#### ENTRIES PROVIDED:

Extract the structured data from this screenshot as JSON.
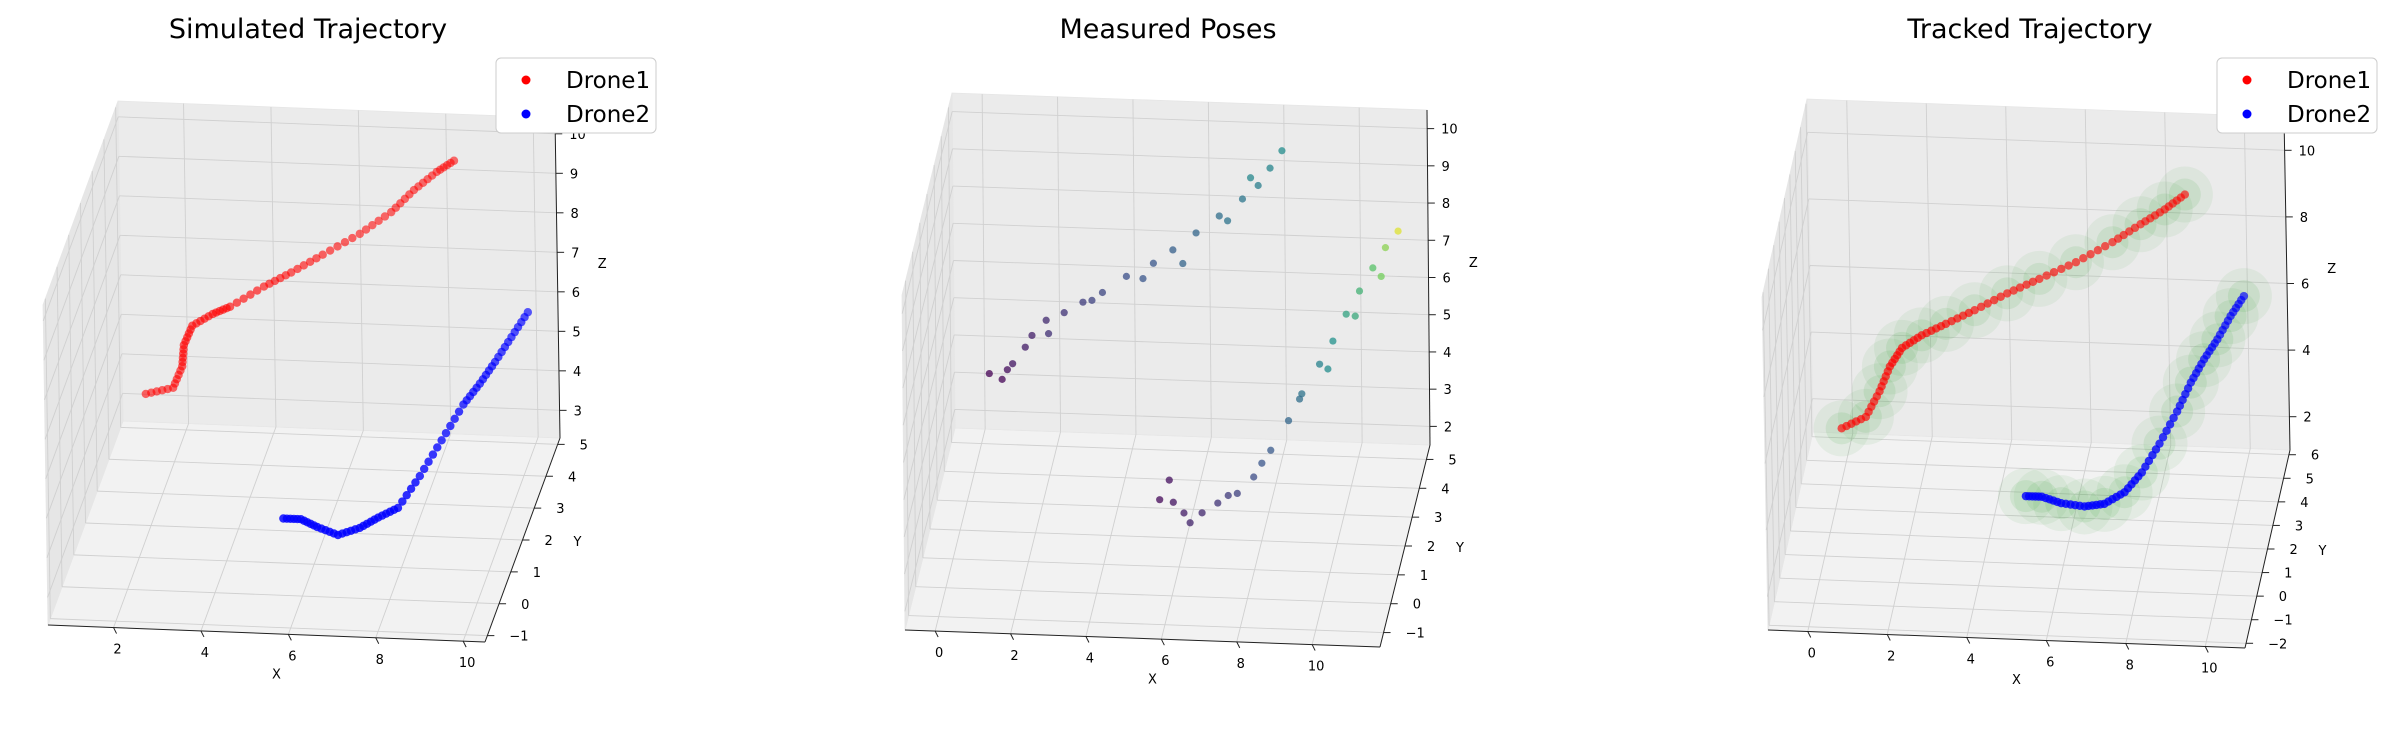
{
  "chart_data": [
    {
      "type": "scatter3d",
      "title": "Simulated Trajectory",
      "xlabel": "X",
      "ylabel": "Y",
      "zlabel": "Z",
      "xlim": [
        0.5,
        10.5
      ],
      "ylim": [
        -1.2,
        5.2
      ],
      "zlim": [
        2.3,
        10.4
      ],
      "xticks": [
        2,
        4,
        6,
        8,
        10
      ],
      "yticks": [
        -1,
        0,
        1,
        2,
        3,
        4,
        5
      ],
      "zticks": [
        3,
        4,
        5,
        6,
        7,
        8,
        9,
        10
      ],
      "legend_position": "top-right",
      "grid": true,
      "series": [
        {
          "name": "Drone1",
          "color": "#ff0000",
          "x": [
            1.2,
            1.8,
            2.1,
            2.2,
            2.4,
            2.9,
            3.3,
            4.0,
            4.6,
            5.3,
            6.1,
            6.8,
            7.3,
            7.8,
            8.2
          ],
          "y": [
            4.6,
            4.7,
            4.4,
            4.2,
            4.2,
            4.1,
            4.1,
            4.4,
            4.5,
            4.6,
            4.8,
            4.9,
            5.0,
            5.1,
            5.1
          ],
          "z": [
            3.5,
            3.6,
            4.4,
            5.1,
            5.6,
            6.0,
            6.2,
            6.5,
            6.8,
            7.2,
            7.6,
            8.1,
            8.6,
            9.0,
            9.3
          ]
        },
        {
          "name": "Drone2",
          "color": "#0000ff",
          "x": [
            5.2,
            5.6,
            6.0,
            6.5,
            7.0,
            7.4,
            7.8,
            8.2,
            8.6,
            9.0,
            9.3,
            9.6,
            9.9,
            10.2
          ],
          "y": [
            1.4,
            1.4,
            1.3,
            1.2,
            1.2,
            1.3,
            1.5,
            1.9,
            2.3,
            2.7,
            3.0,
            3.2,
            3.5,
            3.8
          ],
          "z": [
            3.1,
            3.1,
            3.0,
            2.9,
            3.1,
            3.3,
            3.4,
            3.9,
            4.5,
            5.1,
            5.4,
            5.8,
            6.2,
            6.6
          ]
        }
      ]
    },
    {
      "type": "scatter3d",
      "title": "Measured Poses",
      "xlabel": "X",
      "ylabel": "Y",
      "zlabel": "Z",
      "xlim": [
        -0.8,
        11.8
      ],
      "ylim": [
        -1.5,
        5.5
      ],
      "zlim": [
        1.5,
        10.5
      ],
      "xticks": [
        0,
        2,
        4,
        6,
        8,
        10
      ],
      "yticks": [
        -1,
        0,
        1,
        2,
        3,
        4,
        5
      ],
      "zticks": [
        2,
        3,
        4,
        5,
        6,
        7,
        8,
        9,
        10
      ],
      "grid": true,
      "colormap": "viridis",
      "color_stops": [
        "#440154",
        "#3b528b",
        "#21918c",
        "#5ec962",
        "#fde725"
      ],
      "series": [
        {
          "name": "",
          "x": [
            0.3,
            0.8,
            1.0,
            1.5,
            1.9,
            2.4,
            2.9,
            3.4,
            4.0,
            4.7,
            5.2,
            5.8,
            6.4,
            7.0,
            7.4,
            7.7,
            8.0,
            0.6,
            1.3,
            2.0,
            3.1,
            4.4,
            5.5,
            6.6,
            7.2
          ],
          "y": [
            4.6,
            4.5,
            4.2,
            4.3,
            4.2,
            4.1,
            4.1,
            4.2,
            4.4,
            4.5,
            4.6,
            4.7,
            4.8,
            4.9,
            5.0,
            5.1,
            5.2,
            4.8,
            4.4,
            4.0,
            4.3,
            4.6,
            4.4,
            4.9,
            5.0
          ],
          "z": [
            3.7,
            3.9,
            4.3,
            5.0,
            5.5,
            5.8,
            6.1,
            6.3,
            6.6,
            6.9,
            7.2,
            7.6,
            8.0,
            8.4,
            8.7,
            9.1,
            9.5,
            3.4,
            4.6,
            5.3,
            6.0,
            6.4,
            7.0,
            7.8,
            8.9
          ],
          "t": [
            0.0,
            0.03,
            0.06,
            0.09,
            0.12,
            0.15,
            0.18,
            0.21,
            0.24,
            0.27,
            0.3,
            0.33,
            0.36,
            0.39,
            0.42,
            0.45,
            0.48,
            0.01,
            0.08,
            0.14,
            0.2,
            0.26,
            0.32,
            0.38,
            0.46
          ]
        },
        {
          "name": "",
          "x": [
            5.4,
            5.8,
            6.1,
            6.6,
            7.0,
            7.5,
            7.9,
            8.3,
            8.7,
            9.0,
            9.4,
            9.7,
            10.0,
            10.3,
            10.6,
            10.9,
            11.2,
            5.6,
            6.3,
            7.2,
            8.1,
            8.9,
            9.6,
            10.2,
            10.8
          ],
          "y": [
            1.5,
            1.3,
            1.2,
            1.1,
            1.2,
            1.3,
            1.5,
            1.8,
            2.2,
            2.5,
            2.9,
            3.2,
            3.5,
            3.8,
            4.1,
            4.3,
            4.5,
            1.8,
            1.0,
            1.6,
            1.6,
            2.7,
            3.0,
            3.7,
            4.2
          ],
          "z": [
            2.9,
            3.0,
            2.8,
            2.9,
            3.1,
            3.3,
            3.6,
            4.1,
            4.6,
            5.1,
            5.6,
            6.0,
            6.5,
            6.9,
            7.3,
            7.7,
            8.0,
            3.2,
            2.7,
            3.0,
            3.9,
            4.8,
            5.4,
            6.3,
            7.0
          ],
          "t": [
            0.02,
            0.05,
            0.08,
            0.11,
            0.15,
            0.19,
            0.23,
            0.28,
            0.33,
            0.38,
            0.44,
            0.5,
            0.57,
            0.64,
            0.72,
            0.82,
            0.95,
            0.04,
            0.1,
            0.17,
            0.26,
            0.36,
            0.48,
            0.6,
            0.78
          ]
        }
      ]
    },
    {
      "type": "scatter3d",
      "title": "Tracked Trajectory",
      "xlabel": "X",
      "ylabel": "Y",
      "zlabel": "Z",
      "xlim": [
        -1.0,
        11.0
      ],
      "ylim": [
        -2.2,
        6.2
      ],
      "zlim": [
        1.0,
        11.0
      ],
      "xticks": [
        0,
        2,
        4,
        6,
        8,
        10
      ],
      "yticks": [
        -2,
        -1,
        0,
        1,
        2,
        3,
        4,
        5,
        6
      ],
      "zticks": [
        2,
        4,
        6,
        8,
        10
      ],
      "legend_position": "top-right",
      "grid": true,
      "uncertainty_color": "#2ca02c",
      "series": [
        {
          "name": "Drone1",
          "color": "#ff0000",
          "x": [
            0.0,
            0.6,
            1.0,
            1.3,
            1.6,
            2.1,
            2.7,
            3.4,
            4.2,
            5.0,
            5.9,
            6.8,
            7.5,
            8.1,
            8.6
          ],
          "y": [
            4.3,
            4.4,
            4.1,
            3.9,
            4.0,
            4.0,
            4.1,
            4.3,
            4.5,
            4.6,
            4.8,
            5.0,
            5.1,
            5.2,
            5.3
          ],
          "z": [
            2.5,
            2.8,
            3.8,
            4.7,
            5.2,
            5.6,
            5.9,
            6.2,
            6.6,
            7.0,
            7.4,
            7.9,
            8.4,
            8.8,
            9.2
          ]
        },
        {
          "name": "Drone2",
          "color": "#0000ff",
          "x": [
            5.0,
            5.4,
            5.9,
            6.5,
            7.0,
            7.5,
            7.9,
            8.3,
            8.7,
            9.0,
            9.3,
            9.6,
            9.9,
            10.2
          ],
          "y": [
            1.6,
            1.6,
            1.5,
            1.4,
            1.4,
            1.5,
            1.8,
            2.2,
            2.6,
            3.0,
            3.3,
            3.6,
            3.9,
            4.2
          ],
          "z": [
            2.6,
            2.6,
            2.5,
            2.5,
            2.6,
            2.9,
            3.3,
            3.9,
            4.6,
            5.2,
            5.7,
            6.1,
            6.6,
            7.0
          ]
        }
      ]
    }
  ]
}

#### TASK:
Scan the material above. Copy each line where "title" occurs.

#### OUTPUT FOR THIS EXERCISE:
      "title": "Simulated Trajectory",
      "title": "Measured Poses",
      "title": "Tracked Trajectory",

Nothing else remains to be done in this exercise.